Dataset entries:
************

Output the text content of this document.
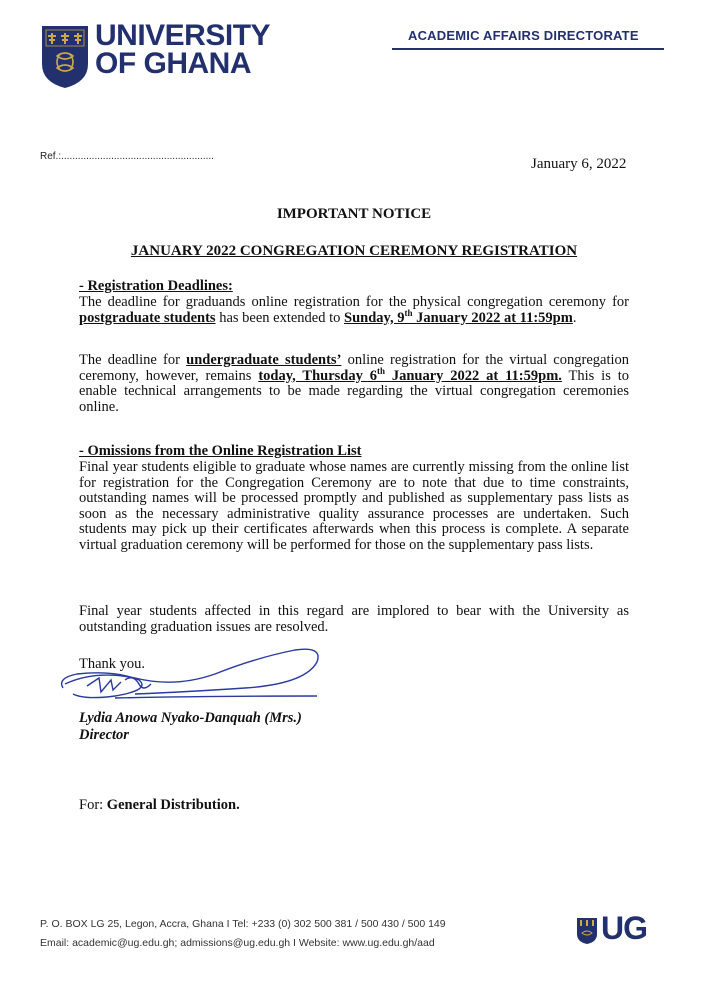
UNIVERSITY
OF GHANA
ACADEMIC AFFAIRS DIRECTORATE
Ref.:.......................................................	January 6, 2022
IMPORTANT NOTICE
JANUARY 2022 CONGREGATION CEREMONY REGISTRATION
- Registration Deadlines:
The deadline for graduands online registration for the physical congregation ceremony for postgraduate students has been extended to Sunday, 9th January 2022 at 11:59pm.
The deadline for undergraduate students’ online registration for the virtual congregation ceremony, however, remains today, Thursday 6th January 2022 at 11:59pm. This is to enable technical arrangements to be made regarding the virtual congregation ceremonies online.
- Omissions from the Online Registration List
Final year students eligible to graduate whose names are currently missing from the online list for registration for the Congregation Ceremony are to note that due to time constraints, outstanding names will be processed promptly and published as supplementary pass lists as soon as the necessary administrative quality assurance processes are undertaken. Such students may pick up their certificates afterwards when this process is complete. A separate virtual graduation ceremony will be performed for those on the supplementary pass lists.
Final year students affected in this regard are implored to bear with the University as outstanding graduation issues are resolved.
Thank you.
Lydia Anowa Nyako-Danquah (Mrs.)
Director
For: General Distribution.
P. O. BOX LG 25, Legon, Accra, Ghana I Tel: +233 (0) 302 500 381 / 500 430 / 500 149
Email: academic@ug.edu.gh; admissions@ug.edu.gh I Website: www.ug.edu.gh/aad	UG
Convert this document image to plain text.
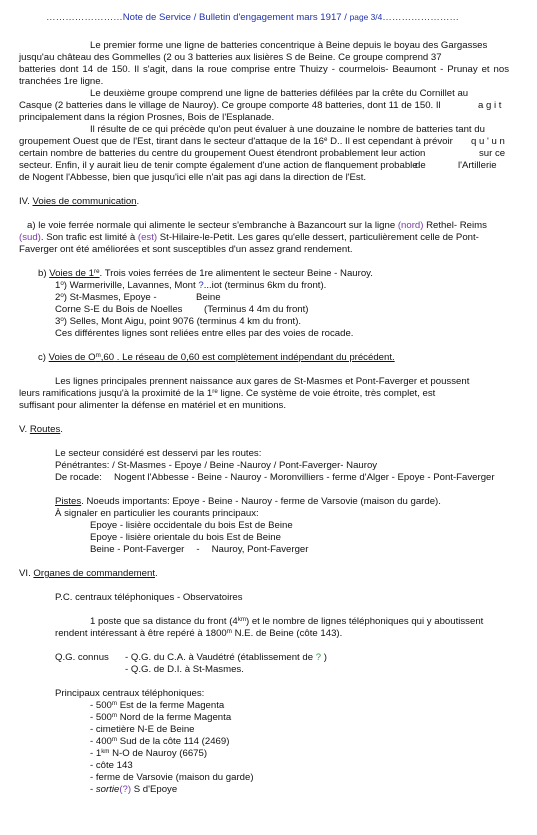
……………………Note de Service / Bulletin d'engagement mars 1917 / page 3/4……………………
Le premier forme une ligne de batteries concentrique à Beine depuis le boyau des Gargasses
jusqu'au château des Gommelles (2 ou 3 batteries aux lisières S de Beine. Ce groupe comprend 37
batteries dont 14 de 150. Il s'agit, dans la roue comprise entre Thuizy - courmelois- Beaumont - Prunay et nos
tranchées 1re ligne.
Le deuxième groupe comprend une ligne de batteries défilées par la crête du Cornillet au
Casque (2 batteries dans le village de Nauroy). Ce groupe comporte 48 batteries, dont 11 de 150. Il	a g i t
principalement dans la région Prosnes, Bois de l'Esplanade.
Il résulte de ce qui précède qu'on peut évaluer à une douzaine le nombre de batteries tant du
groupement Ouest que de l'Est, tirant dans le secteur d'attaque de la 16e D.. Il est cependant à prévoir q u ' u n
certain nombre de batteries du centre du groupement Ouest étendront probablement leur action	sur ce
secteur. Enfin, il y aurait lieu de tenir compte également d'une action de flanquement probable
de	l'Artillerie
de Nogent l'Abbesse, bien que jusqu'ici elle n'ait pas agi dans la direction de l'Est.
IV. Voies de communication.
a) le voie ferrée normale qui alimente le secteur s'embranche à Bazancourt sur la ligne (nord) Rethel- Reims
(sud). Son trafic est limité à (est) St-Hilaire-le-Petit. Les gares qu'elle dessert, particulièrement celle de Pont-
Faverger ont été améliorées et sont susceptibles d'un assez grand rendement.
b) Voies de 1re. Trois voies ferrées de 1re alimentent le secteur Beine - Nauroy.
1$^o$) Warmeriville, Lavannes, Mont ?...iot (terminus 6km du front).
2$^o$) St-Masmes, Epoye -	Beine
Corne S-E du Bois de Noelles (Terminus 4 4m du front)
3$^o$) Selles, Mont Aigu, point 9076 (terminus 4 km du front).
Ces différentes lignes sont reliées entre elles par des voies de rocade.
c) Voies de $O^m,60$ . Le réseau de 0,60 est complètement indépendant du précédent.
Les lignes principales prennent naissance aux gares de St-Masmes et Pont-Faverger et poussent
leurs ramifications jusqu'à la proximité de la 1re ligne. Ce système de voie étroite, très complet, est
suffisant pour alimenter la défense en matériel et en munitions.
V. Routes.
Le secteur considéré est desservi par les routes:
Pénétrantes: / St-Masmes - Epoye / Beine -Nauroy / Pont-Faverger- Nauroy
De rocade: Nogent l'Abbesse - Beine - Nauroy - Moronvilliers - ferme d'Alger - Epoye - Pont-Faverger
Pistes. Noeuds importants: Epoye - Beine - Nauroy - ferme de Varsovie (maison du garde).
À signaler en particulier les courants principaux:
Epoye - lisière occidentale du bois Est de Beine
Epoye - lisière orientale du bois Est de Beine
Beine - Pont-Faverger - Nauroy, Pont-Faverger
VI. Organes de commandement.
P.C. centraux téléphoniques - Observatoires
1 poste que sa distance du front $(4^{km})$ et le nombre de lignes téléphoniques qui y aboutissent
rendent intéressant à être repéré à 1800$^m$ N.E. de Beine (côte 143).
Q.G. connus - Q.G. du C.A. à Vaudétré (établissement de ? )
- Q.G. de D.I. à St-Masmes.
Principaux centraux téléphoniques:
- 500$^m$ Est de la ferme Magenta
- 500$^m$ Nord de la ferme Magenta
- cimetière N-E de Beine
- 400$^m$ Sud de la côte 114 (2469)
- $1^{km}$ N-O de Nauroy (6675)
- côte 143
- ferme de Varsovie (maison du garde)
- sortie(?) S d'Epoye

************

Objective: Give every record again exactly, apart from the pictures, which stay out.

Reply:
Output the text content of this document.
UNIVERSITY
OF GHANA
ACADEMIC AFFAIRS DIRECTORATE
Ref.:.......................................................	January 6, 2022
IMPORTANT NOTICE
JANUARY 2022 CONGREGATION CEREMONY REGISTRATION
- Registration Deadlines:
The deadline for graduands online registration for the physical congregation ceremony for postgraduate students has been extended to Sunday, 9th January 2022 at 11:59pm.
The deadline for undergraduate students’ online registration for the virtual congregation ceremony, however, remains today, Thursday 6th January 2022 at 11:59pm. This is to enable technical arrangements to be made regarding the virtual congregation ceremonies online.
- Omissions from the Online Registration List
Final year students eligible to graduate whose names are currently missing from the online list for registration for the Congregation Ceremony are to note that due to time constraints, outstanding names will be processed promptly and published as supplementary pass lists as soon as the necessary administrative quality assurance processes are undertaken. Such students may pick up their certificates afterwards when this process is complete. A separate virtual graduation ceremony will be performed for those on the supplementary pass lists.
Final year students affected in this regard are implored to bear with the University as outstanding graduation issues are resolved.
Thank you.
Lydia Anowa Nyako-Danquah (Mrs.)
Director
For: General Distribution.
P. O. BOX LG 25, Legon, Accra, Ghana I Tel: +233 (0) 302 500 381 / 500 430 / 500 149
Email: academic@ug.edu.gh; admissions@ug.edu.gh I Website: www.ug.edu.gh/aad	UG
Convert this document image to plain text.
……………………Note de Service / Bulletin d'engagement mars 1917 / page 3/4……………………
Le premier forme une ligne de batteries concentrique à Beine depuis le boyau des Gargasses
jusqu'au château des Gommelles (2 ou 3 batteries aux lisières S de Beine. Ce groupe comprend 37
batteries dont 14 de 150. Il s'agit, dans la roue comprise entre Thuizy - courmelois- Beaumont - Prunay et nos
tranchées 1re ligne.
Le deuxième groupe comprend une ligne de batteries défilées par la crête du Cornillet au
Casque (2 batteries dans le village de Nauroy). Ce groupe comporte 48 batteries, dont 11 de 150. Il	a g i t
principalement dans la région Prosnes, Bois de l'Esplanade.
Il résulte de ce qui précède qu'on peut évaluer à une douzaine le nombre de batteries tant du
groupement Ouest que de l'Est, tirant dans le secteur d'attaque de la 16e D.. Il est cependant à prévoir q u ' u n
certain nombre de batteries du centre du groupement Ouest étendront probablement leur action	sur ce
secteur. Enfin, il y aurait lieu de tenir compte également d'une action de flanquement probable
de	l'Artillerie
de Nogent l'Abbesse, bien que jusqu'ici elle n'ait pas agi dans la direction de l'Est.
IV. Voies de communication.
a) le voie ferrée normale qui alimente le secteur s'embranche à Bazancourt sur la ligne (nord) Rethel- Reims
(sud). Son trafic est limité à (est) St-Hilaire-le-Petit. Les gares qu'elle dessert, particulièrement celle de Pont-
Faverger ont été améliorées et sont susceptibles d'un assez grand rendement.
b) Voies de 1re. Trois voies ferrées de 1re alimentent le secteur Beine - Nauroy.
1$^o$) Warmeriville, Lavannes, Mont ?...iot (terminus 6km du front).
2$^o$) St-Masmes, Epoye -	Beine
Corne S-E du Bois de Noelles (Terminus 4 4m du front)
3$^o$) Selles, Mont Aigu, point 9076 (terminus 4 km du front).
Ces différentes lignes sont reliées entre elles par des voies de rocade.
c) Voies de $O^m,60$ . Le réseau de 0,60 est complètement indépendant du précédent.
Les lignes principales prennent naissance aux gares de St-Masmes et Pont-Faverger et poussent
leurs ramifications jusqu'à la proximité de la 1re ligne. Ce système de voie étroite, très complet, est
suffisant pour alimenter la défense en matériel et en munitions.
V. Routes.
Le secteur considéré est desservi par les routes:
Pénétrantes: / St-Masmes - Epoye / Beine -Nauroy / Pont-Faverger- Nauroy
De rocade: Nogent l'Abbesse - Beine - Nauroy - Moronvilliers - ferme d'Alger - Epoye - Pont-Faverger
Pistes. Noeuds importants: Epoye - Beine - Nauroy - ferme de Varsovie (maison du garde).
À signaler en particulier les courants principaux:
Epoye - lisière occidentale du bois Est de Beine
Epoye - lisière orientale du bois Est de Beine
Beine - Pont-Faverger - Nauroy, Pont-Faverger
VI. Organes de commandement.
P.C. centraux téléphoniques - Observatoires
1 poste que sa distance du front $(4^{km})$ et le nombre de lignes téléphoniques qui y aboutissent
rendent intéressant à être repéré à 1800$^m$ N.E. de Beine (côte 143).
Q.G. connus - Q.G. du C.A. à Vaudétré (établissement de ? )
- Q.G. de D.I. à St-Masmes.
Principaux centraux téléphoniques:
- 500$^m$ Est de la ferme Magenta
- 500$^m$ Nord de la ferme Magenta
- cimetière N-E de Beine
- 400$^m$ Sud de la côte 114 (2469)
- $1^{km}$ N-O de Nauroy (6675)
- côte 143
- ferme de Varsovie (maison du garde)
- sortie(?) S d'Epoye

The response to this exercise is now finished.